Task instructions: Format the lines below as a JSON list of strings, with each line as its own string and blank lines dropped.

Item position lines

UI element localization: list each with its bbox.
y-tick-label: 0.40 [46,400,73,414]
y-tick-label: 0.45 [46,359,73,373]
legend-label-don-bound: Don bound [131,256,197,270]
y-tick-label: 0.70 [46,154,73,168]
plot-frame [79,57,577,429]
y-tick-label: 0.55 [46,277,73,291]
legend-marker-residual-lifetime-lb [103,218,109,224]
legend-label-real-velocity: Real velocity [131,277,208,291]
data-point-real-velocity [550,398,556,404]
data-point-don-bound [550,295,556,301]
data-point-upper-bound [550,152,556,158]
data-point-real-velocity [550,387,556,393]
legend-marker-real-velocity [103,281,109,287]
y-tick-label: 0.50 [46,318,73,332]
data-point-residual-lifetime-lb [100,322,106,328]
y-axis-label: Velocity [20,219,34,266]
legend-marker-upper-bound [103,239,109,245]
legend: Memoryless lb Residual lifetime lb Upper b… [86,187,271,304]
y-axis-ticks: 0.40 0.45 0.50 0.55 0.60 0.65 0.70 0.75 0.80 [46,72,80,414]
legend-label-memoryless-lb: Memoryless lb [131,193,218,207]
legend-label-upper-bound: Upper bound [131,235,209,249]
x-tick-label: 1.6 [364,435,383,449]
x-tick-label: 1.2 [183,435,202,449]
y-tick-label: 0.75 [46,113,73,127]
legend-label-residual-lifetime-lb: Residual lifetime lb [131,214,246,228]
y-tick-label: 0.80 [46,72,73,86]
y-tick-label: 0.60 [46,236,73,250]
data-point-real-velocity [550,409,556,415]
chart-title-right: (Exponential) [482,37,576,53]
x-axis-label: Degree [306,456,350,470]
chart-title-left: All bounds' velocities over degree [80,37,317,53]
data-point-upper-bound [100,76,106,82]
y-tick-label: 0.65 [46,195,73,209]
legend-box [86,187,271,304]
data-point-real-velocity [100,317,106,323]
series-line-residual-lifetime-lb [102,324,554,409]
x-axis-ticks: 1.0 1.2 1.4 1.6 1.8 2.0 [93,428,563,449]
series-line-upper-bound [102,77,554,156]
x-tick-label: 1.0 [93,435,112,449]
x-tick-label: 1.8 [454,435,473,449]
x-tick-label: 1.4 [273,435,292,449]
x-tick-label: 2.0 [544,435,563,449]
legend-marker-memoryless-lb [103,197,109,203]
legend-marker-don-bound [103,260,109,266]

Written response:
[
  "UI element localization: list each with its bbox.",
  "y-tick-label: 0.40 [46,400,73,414]",
  "y-tick-label: 0.45 [46,359,73,373]",
  "legend-label-don-bound: Don bound [131,256,197,270]",
  "y-tick-label: 0.70 [46,154,73,168]",
  "plot-frame [79,57,577,429]",
  "y-tick-label: 0.55 [46,277,73,291]",
  "legend-marker-residual-lifetime-lb [103,218,109,224]",
  "legend-label-real-velocity: Real velocity [131,277,208,291]",
  "data-point-real-velocity [550,398,556,404]",
  "data-point-don-bound [550,295,556,301]",
  "data-point-upper-bound [550,152,556,158]",
  "data-point-real-velocity [550,387,556,393]",
  "legend-marker-real-velocity [103,281,109,287]",
  "y-tick-label: 0.50 [46,318,73,332]",
  "data-point-residual-lifetime-lb [100,322,106,328]",
  "y-axis-label: Velocity [20,219,34,266]",
  "legend-marker-upper-bound [103,239,109,245]",
  "legend: Memoryless lb Residual lifetime lb Upper b… [86,187,271,304]",
  "y-axis-ticks: 0.40 0.45 0.50 0.55 0.60 0.65 0.70 0.75 0.80 [46,72,80,414]",
  "legend-label-memoryless-lb: Memoryless lb [131,193,218,207]",
  "legend-label-upper-bound: Upper bound [131,235,209,249]",
  "x-tick-label: 1.6 [364,435,383,449]",
  "x-tick-label: 1.2 [183,435,202,449]",
  "y-tick-label: 0.75 [46,113,73,127]",
  "legend-label-residual-lifetime-lb: Residual lifetime lb [131,214,246,228]",
  "y-tick-label: 0.80 [46,72,73,86]",
  "y-tick-label: 0.60 [46,236,73,250]",
  "data-point-real-velocity [550,409,556,415]",
  "chart-title-right: (Exponential) [482,37,576,53]",
  "x-axis-label: Degree [306,456,350,470]",
  "chart-title-left: All bounds' velocities over degree [80,37,317,53]",
  "data-point-upper-bound [100,76,106,82]",
  "y-tick-label: 0.65 [46,195,73,209]",
  "legend-box [86,187,271,304]",
  "data-point-real-velocity [100,317,106,323]",
  "series-line-residual-lifetime-lb [102,324,554,409]",
  "x-axis-ticks: 1.0 1.2 1.4 1.6 1.8 2.0 [93,428,563,449]",
  "series-line-upper-bound [102,77,554,156]",
  "x-tick-label: 1.0 [93,435,112,449]",
  "x-tick-label: 1.8 [454,435,473,449]",
  "x-tick-label: 1.4 [273,435,292,449]",
  "x-tick-label: 2.0 [544,435,563,449]",
  "legend-marker-memoryless-lb [103,197,109,203]",
  "legend-marker-don-bound [103,260,109,266]"
]